▶ Work to do
Work out how many lines hold the string "build". Give that number and nothing more.

▶ Entries supplied
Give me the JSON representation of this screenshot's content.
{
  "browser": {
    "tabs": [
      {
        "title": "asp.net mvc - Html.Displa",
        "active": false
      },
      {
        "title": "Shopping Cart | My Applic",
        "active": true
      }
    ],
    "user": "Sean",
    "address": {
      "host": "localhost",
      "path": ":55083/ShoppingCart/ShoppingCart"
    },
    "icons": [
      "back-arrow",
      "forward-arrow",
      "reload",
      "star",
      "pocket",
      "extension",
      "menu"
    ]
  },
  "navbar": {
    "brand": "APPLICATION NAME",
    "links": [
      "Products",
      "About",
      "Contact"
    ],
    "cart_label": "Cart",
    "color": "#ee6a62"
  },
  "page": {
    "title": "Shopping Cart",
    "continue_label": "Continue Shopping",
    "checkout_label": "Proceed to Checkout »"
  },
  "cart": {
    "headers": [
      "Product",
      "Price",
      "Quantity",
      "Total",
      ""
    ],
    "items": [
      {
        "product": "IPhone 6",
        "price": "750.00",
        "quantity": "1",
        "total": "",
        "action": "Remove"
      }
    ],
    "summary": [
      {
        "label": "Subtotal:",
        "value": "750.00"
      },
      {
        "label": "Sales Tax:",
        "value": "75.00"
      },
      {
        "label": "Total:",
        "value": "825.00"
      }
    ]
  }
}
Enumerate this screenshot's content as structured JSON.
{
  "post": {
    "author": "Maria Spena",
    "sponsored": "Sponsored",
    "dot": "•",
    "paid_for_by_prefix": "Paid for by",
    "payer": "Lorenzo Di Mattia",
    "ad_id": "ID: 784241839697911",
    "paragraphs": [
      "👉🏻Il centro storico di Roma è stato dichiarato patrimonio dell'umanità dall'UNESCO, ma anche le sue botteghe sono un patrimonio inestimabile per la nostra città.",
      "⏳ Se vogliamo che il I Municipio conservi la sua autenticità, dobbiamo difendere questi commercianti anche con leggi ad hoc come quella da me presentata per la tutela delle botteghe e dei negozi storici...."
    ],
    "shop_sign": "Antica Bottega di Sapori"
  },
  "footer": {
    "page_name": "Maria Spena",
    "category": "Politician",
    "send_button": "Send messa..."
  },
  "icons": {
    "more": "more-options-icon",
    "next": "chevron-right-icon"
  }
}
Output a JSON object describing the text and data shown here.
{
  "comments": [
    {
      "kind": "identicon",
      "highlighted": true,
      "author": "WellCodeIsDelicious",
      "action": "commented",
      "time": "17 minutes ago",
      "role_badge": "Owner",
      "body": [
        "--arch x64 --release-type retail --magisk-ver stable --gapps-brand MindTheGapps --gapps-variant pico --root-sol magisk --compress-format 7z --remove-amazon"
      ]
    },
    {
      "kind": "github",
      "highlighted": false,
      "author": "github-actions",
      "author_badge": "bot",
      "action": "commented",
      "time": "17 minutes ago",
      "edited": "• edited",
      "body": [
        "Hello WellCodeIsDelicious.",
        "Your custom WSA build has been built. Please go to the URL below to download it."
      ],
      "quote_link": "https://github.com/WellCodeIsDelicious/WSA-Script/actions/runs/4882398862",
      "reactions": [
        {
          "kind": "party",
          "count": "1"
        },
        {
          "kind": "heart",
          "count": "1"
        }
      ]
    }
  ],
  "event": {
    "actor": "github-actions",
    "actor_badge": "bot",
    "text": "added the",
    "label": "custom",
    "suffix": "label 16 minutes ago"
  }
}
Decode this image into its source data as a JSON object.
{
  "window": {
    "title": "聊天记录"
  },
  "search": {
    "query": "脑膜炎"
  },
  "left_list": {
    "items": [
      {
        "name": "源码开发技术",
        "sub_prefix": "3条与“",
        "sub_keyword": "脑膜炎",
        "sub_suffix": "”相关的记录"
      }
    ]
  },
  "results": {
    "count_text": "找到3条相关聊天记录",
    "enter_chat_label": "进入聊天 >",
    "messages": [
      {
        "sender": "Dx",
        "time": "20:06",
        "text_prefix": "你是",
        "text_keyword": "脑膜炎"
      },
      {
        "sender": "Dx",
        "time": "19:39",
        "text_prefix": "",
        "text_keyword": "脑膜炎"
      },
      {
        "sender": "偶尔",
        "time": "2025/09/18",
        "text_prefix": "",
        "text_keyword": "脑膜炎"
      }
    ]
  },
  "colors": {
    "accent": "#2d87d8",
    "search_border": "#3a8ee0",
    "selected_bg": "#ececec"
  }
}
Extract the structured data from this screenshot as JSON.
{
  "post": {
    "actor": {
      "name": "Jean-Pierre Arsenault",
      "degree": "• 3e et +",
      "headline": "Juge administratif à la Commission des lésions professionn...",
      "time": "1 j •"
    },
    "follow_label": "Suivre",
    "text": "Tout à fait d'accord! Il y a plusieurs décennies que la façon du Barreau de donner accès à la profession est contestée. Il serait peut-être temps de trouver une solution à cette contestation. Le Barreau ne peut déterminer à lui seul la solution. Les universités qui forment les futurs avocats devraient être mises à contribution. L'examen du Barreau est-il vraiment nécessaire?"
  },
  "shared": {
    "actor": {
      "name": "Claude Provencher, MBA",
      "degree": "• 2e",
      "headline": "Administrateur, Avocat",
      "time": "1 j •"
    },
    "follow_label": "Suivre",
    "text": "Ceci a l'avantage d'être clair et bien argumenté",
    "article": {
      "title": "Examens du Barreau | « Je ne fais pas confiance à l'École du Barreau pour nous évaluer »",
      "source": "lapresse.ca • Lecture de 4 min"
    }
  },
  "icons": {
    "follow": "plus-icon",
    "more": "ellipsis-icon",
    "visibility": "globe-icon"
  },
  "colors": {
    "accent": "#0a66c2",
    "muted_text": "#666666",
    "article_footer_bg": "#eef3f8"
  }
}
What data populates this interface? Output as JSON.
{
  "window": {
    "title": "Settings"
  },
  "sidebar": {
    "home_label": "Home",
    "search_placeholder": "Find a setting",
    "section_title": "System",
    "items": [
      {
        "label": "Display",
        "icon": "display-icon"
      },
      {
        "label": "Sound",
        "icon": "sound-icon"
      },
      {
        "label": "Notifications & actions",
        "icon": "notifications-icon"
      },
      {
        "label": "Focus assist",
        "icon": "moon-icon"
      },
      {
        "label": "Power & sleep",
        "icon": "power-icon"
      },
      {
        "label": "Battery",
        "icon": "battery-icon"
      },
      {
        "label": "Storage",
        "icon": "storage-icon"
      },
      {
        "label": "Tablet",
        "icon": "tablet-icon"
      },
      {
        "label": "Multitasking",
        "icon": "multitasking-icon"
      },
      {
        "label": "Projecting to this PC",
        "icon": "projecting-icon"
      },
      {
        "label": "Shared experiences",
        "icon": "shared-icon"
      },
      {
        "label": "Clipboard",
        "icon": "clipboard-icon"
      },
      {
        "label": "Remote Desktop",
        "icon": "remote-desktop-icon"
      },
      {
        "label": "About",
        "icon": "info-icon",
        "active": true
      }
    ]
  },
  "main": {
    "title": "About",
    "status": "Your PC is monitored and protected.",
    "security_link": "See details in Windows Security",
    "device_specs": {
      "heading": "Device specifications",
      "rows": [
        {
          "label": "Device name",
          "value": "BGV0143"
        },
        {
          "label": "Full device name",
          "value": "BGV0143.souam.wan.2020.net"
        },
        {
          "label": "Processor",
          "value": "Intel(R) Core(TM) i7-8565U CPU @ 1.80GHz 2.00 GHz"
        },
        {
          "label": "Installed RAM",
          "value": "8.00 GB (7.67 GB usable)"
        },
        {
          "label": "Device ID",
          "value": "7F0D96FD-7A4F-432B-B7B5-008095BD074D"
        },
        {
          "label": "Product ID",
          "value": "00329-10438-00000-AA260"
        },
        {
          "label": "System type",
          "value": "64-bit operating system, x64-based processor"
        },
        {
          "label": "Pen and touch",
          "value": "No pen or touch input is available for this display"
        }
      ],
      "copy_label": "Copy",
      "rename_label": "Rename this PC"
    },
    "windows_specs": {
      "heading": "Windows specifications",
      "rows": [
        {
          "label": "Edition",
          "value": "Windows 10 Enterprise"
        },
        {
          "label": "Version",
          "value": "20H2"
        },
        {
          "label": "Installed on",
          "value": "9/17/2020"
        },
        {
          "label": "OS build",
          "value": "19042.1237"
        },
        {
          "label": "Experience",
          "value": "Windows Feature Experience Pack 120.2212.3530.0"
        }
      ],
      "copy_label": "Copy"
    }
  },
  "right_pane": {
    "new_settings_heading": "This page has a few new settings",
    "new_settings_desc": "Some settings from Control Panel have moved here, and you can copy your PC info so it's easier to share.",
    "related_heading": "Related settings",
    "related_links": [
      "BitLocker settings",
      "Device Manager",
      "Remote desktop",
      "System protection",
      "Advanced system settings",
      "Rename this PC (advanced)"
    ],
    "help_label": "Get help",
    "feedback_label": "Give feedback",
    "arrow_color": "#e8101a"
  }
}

▶ Completed task
2